Without changing a character, return the entries, but not the images they hold.

───── DATA FOR THE TASK

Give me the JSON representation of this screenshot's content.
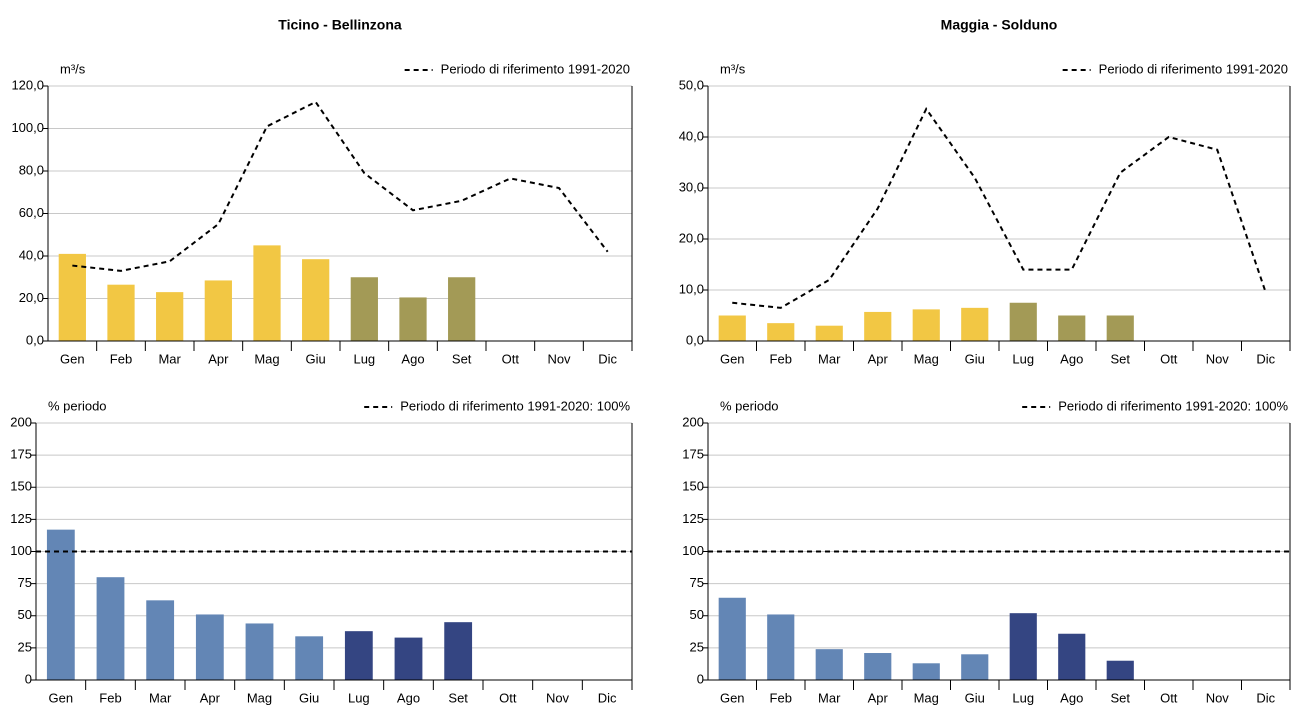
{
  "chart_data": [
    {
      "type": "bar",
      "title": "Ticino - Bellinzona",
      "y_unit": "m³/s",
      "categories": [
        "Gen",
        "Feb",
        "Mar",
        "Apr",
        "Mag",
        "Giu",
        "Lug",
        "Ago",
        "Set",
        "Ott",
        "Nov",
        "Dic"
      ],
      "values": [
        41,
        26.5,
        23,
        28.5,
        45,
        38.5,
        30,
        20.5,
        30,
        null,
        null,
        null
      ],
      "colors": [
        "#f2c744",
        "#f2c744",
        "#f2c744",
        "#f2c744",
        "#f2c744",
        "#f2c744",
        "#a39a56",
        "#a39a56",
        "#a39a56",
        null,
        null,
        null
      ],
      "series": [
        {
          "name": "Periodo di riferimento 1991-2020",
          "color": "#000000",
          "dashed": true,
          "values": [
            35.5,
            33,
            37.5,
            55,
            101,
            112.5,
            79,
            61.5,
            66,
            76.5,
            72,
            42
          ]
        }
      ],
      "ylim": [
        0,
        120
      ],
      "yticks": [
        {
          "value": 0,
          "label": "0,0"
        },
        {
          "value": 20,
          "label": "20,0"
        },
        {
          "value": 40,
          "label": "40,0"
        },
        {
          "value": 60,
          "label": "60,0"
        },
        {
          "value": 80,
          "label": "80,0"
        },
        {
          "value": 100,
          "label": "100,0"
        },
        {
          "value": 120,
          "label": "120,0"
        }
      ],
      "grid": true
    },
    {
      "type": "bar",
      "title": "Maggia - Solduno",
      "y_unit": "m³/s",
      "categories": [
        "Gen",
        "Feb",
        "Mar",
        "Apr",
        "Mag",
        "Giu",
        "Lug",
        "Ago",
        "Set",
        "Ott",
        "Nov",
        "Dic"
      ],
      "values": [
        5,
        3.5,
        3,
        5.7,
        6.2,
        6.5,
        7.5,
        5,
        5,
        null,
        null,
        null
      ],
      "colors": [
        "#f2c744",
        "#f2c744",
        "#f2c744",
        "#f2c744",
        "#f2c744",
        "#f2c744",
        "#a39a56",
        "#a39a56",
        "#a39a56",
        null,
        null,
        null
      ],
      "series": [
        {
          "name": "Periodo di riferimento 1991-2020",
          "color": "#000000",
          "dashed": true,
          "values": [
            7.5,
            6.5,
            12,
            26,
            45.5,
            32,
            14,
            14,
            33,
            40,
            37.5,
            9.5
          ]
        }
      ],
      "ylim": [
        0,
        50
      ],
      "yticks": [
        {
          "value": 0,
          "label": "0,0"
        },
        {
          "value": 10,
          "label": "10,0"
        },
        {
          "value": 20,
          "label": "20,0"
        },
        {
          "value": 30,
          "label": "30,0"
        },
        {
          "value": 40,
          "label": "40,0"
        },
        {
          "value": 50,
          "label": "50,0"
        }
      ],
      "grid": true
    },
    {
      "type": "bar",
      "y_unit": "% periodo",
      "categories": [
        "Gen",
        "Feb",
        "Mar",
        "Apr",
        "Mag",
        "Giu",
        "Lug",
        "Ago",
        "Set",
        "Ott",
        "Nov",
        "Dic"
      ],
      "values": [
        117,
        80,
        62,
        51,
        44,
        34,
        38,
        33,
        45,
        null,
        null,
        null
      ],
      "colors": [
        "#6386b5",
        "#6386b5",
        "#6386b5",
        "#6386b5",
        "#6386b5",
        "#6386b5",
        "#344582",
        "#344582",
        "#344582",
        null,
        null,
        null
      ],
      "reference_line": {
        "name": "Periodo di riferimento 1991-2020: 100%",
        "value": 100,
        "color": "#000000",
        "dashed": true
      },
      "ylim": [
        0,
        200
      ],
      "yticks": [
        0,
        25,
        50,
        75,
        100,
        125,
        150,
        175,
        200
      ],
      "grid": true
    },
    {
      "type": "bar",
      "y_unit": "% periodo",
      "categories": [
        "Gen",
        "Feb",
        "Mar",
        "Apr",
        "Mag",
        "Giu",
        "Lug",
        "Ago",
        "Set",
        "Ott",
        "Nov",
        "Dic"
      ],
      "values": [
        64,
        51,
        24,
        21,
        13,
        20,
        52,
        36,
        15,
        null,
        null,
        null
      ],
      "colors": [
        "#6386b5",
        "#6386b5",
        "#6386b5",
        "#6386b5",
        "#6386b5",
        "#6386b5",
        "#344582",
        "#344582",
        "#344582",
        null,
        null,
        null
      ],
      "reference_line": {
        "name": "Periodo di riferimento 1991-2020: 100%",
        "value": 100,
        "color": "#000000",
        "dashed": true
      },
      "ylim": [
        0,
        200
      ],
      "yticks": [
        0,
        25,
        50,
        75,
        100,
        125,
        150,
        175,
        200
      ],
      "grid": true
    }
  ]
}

──────────

• THE REPLY:
Give me the JSON representation of this screenshot's content.
{
  "chart_data": [
    {
      "type": "bar",
      "title": "Ticino - Bellinzona",
      "y_unit": "m³/s",
      "categories": [
        "Gen",
        "Feb",
        "Mar",
        "Apr",
        "Mag",
        "Giu",
        "Lug",
        "Ago",
        "Set",
        "Ott",
        "Nov",
        "Dic"
      ],
      "values": [
        41,
        26.5,
        23,
        28.5,
        45,
        38.5,
        30,
        20.5,
        30,
        null,
        null,
        null
      ],
      "colors": [
        "#f2c744",
        "#f2c744",
        "#f2c744",
        "#f2c744",
        "#f2c744",
        "#f2c744",
        "#a39a56",
        "#a39a56",
        "#a39a56",
        null,
        null,
        null
      ],
      "series": [
        {
          "name": "Periodo di riferimento 1991-2020",
          "color": "#000000",
          "dashed": true,
          "values": [
            35.5,
            33,
            37.5,
            55,
            101,
            112.5,
            79,
            61.5,
            66,
            76.5,
            72,
            42
          ]
        }
      ],
      "ylim": [
        0,
        120
      ],
      "yticks": [
        {
          "value": 0,
          "label": "0,0"
        },
        {
          "value": 20,
          "label": "20,0"
        },
        {
          "value": 40,
          "label": "40,0"
        },
        {
          "value": 60,
          "label": "60,0"
        },
        {
          "value": 80,
          "label": "80,0"
        },
        {
          "value": 100,
          "label": "100,0"
        },
        {
          "value": 120,
          "label": "120,0"
        }
      ],
      "grid": true
    },
    {
      "type": "bar",
      "title": "Maggia - Solduno",
      "y_unit": "m³/s",
      "categories": [
        "Gen",
        "Feb",
        "Mar",
        "Apr",
        "Mag",
        "Giu",
        "Lug",
        "Ago",
        "Set",
        "Ott",
        "Nov",
        "Dic"
      ],
      "values": [
        5,
        3.5,
        3,
        5.7,
        6.2,
        6.5,
        7.5,
        5,
        5,
        null,
        null,
        null
      ],
      "colors": [
        "#f2c744",
        "#f2c744",
        "#f2c744",
        "#f2c744",
        "#f2c744",
        "#f2c744",
        "#a39a56",
        "#a39a56",
        "#a39a56",
        null,
        null,
        null
      ],
      "series": [
        {
          "name": "Periodo di riferimento 1991-2020",
          "color": "#000000",
          "dashed": true,
          "values": [
            7.5,
            6.5,
            12,
            26,
            45.5,
            32,
            14,
            14,
            33,
            40,
            37.5,
            9.5
          ]
        }
      ],
      "ylim": [
        0,
        50
      ],
      "yticks": [
        {
          "value": 0,
          "label": "0,0"
        },
        {
          "value": 10,
          "label": "10,0"
        },
        {
          "value": 20,
          "label": "20,0"
        },
        {
          "value": 30,
          "label": "30,0"
        },
        {
          "value": 40,
          "label": "40,0"
        },
        {
          "value": 50,
          "label": "50,0"
        }
      ],
      "grid": true
    },
    {
      "type": "bar",
      "y_unit": "% periodo",
      "categories": [
        "Gen",
        "Feb",
        "Mar",
        "Apr",
        "Mag",
        "Giu",
        "Lug",
        "Ago",
        "Set",
        "Ott",
        "Nov",
        "Dic"
      ],
      "values": [
        117,
        80,
        62,
        51,
        44,
        34,
        38,
        33,
        45,
        null,
        null,
        null
      ],
      "colors": [
        "#6386b5",
        "#6386b5",
        "#6386b5",
        "#6386b5",
        "#6386b5",
        "#6386b5",
        "#344582",
        "#344582",
        "#344582",
        null,
        null,
        null
      ],
      "reference_line": {
        "name": "Periodo di riferimento 1991-2020: 100%",
        "value": 100,
        "color": "#000000",
        "dashed": true
      },
      "ylim": [
        0,
        200
      ],
      "yticks": [
        0,
        25,
        50,
        75,
        100,
        125,
        150,
        175,
        200
      ],
      "grid": true
    },
    {
      "type": "bar",
      "y_unit": "% periodo",
      "categories": [
        "Gen",
        "Feb",
        "Mar",
        "Apr",
        "Mag",
        "Giu",
        "Lug",
        "Ago",
        "Set",
        "Ott",
        "Nov",
        "Dic"
      ],
      "values": [
        64,
        51,
        24,
        21,
        13,
        20,
        52,
        36,
        15,
        null,
        null,
        null
      ],
      "colors": [
        "#6386b5",
        "#6386b5",
        "#6386b5",
        "#6386b5",
        "#6386b5",
        "#6386b5",
        "#344582",
        "#344582",
        "#344582",
        null,
        null,
        null
      ],
      "reference_line": {
        "name": "Periodo di riferimento 1991-2020: 100%",
        "value": 100,
        "color": "#000000",
        "dashed": true
      },
      "ylim": [
        0,
        200
      ],
      "yticks": [
        0,
        25,
        50,
        75,
        100,
        125,
        150,
        175,
        200
      ],
      "grid": true
    }
  ]
}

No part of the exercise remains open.